AIM: Scan the material for the word "hatte", and copy each line where it shows up.

Some records:
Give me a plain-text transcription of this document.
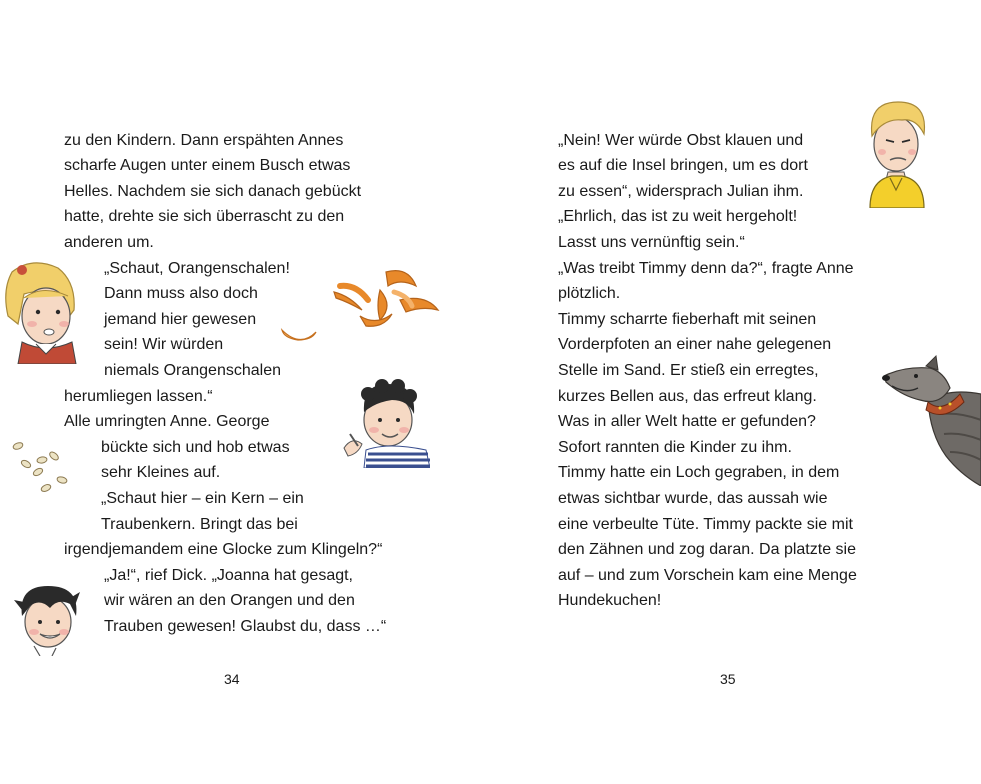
zu den Kindern. Dann erspähten Annes
scharfe Augen unter einem Busch etwas
Helles. Nachdem sie sich danach gebückt
hatte, drehte sie sich überrascht zu den
anderen um.
„Schaut, Orangenschalen!
Dann muss also doch
jemand hier gewesen
sein! Wir würden
niemals Orangenschalen
herumliegen lassen.“
Alle umringten Anne. George
bückte sich und hob etwas
sehr Kleines auf.
„Schaut hier – ein Kern – ein
Traubenkern. Bringt das bei
irgendjemandem eine Glocke zum Klingeln?“
„Ja!“, rief Dick. „Joanna hat gesagt,
wir wären an den Orangen und den
Trauben gewesen! Glaubst du, dass …“
34
„Nein! Wer würde Obst klauen und
es auf die Insel bringen, um es dort
zu essen“, widersprach Julian ihm.
„Ehrlich, das ist zu weit hergeholt!
Lasst uns vernünftig sein.“
„Was treibt Timmy denn da?“, fragte Anne
plötzlich.
Timmy scharrte fieberhaft mit seinen
Vorderpfoten an einer nahe gelegenen
Stelle im Sand. Er stieß ein erregtes,
kurzes Bellen aus, das erfreut klang.
Was in aller Welt hatte er gefunden?
Sofort rannten die Kinder zu ihm.
Timmy hatte ein Loch gegraben, in dem
etwas sichtbar wurde, das aussah wie
eine verbeulte Tüte. Timmy packte sie mit
den Zähnen und zog daran. Da platzte sie
auf – und zum Vorschein kam eine Menge
Hundekuchen!
35
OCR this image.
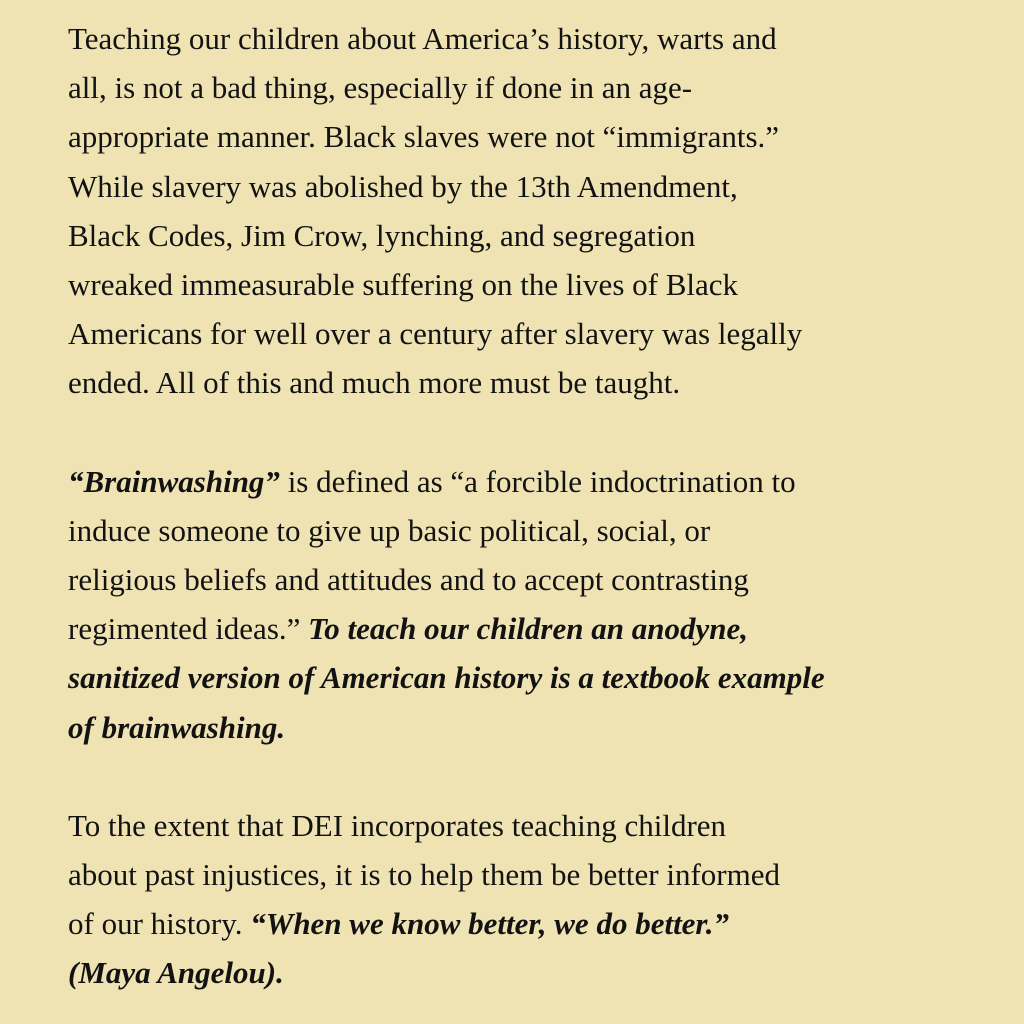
Teaching our children about America’s history, warts and
all, is not a bad thing, especially if done in an age-
appropriate manner. Black slaves were not “immigrants.”
While slavery was abolished by the 13th Amendment,
Black Codes, Jim Crow, lynching, and segregation
wreaked immeasurable suffering on the lives of Black
Americans for well over a century after slavery was legally
ended. All of this and much more must be taught.

“Brainwashing” is defined as “a forcible indoctrination to
induce someone to give up basic political, social, or
religious beliefs and attitudes and to accept contrasting
regimented ideas.” To teach our children an anodyne,
sanitized version of American history is a textbook example
of brainwashing.

To the extent that DEI incorporates teaching children
about past injustices, it is to help them be better informed
of our history. “When we know better, we do better.”
(Maya Angelou).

OUTPUT FOR THIS TASK:
hatte, drehte sie sich überrascht zu den
Was in aller Welt hatte er gefunden?
Timmy hatte ein Loch gegraben, in dem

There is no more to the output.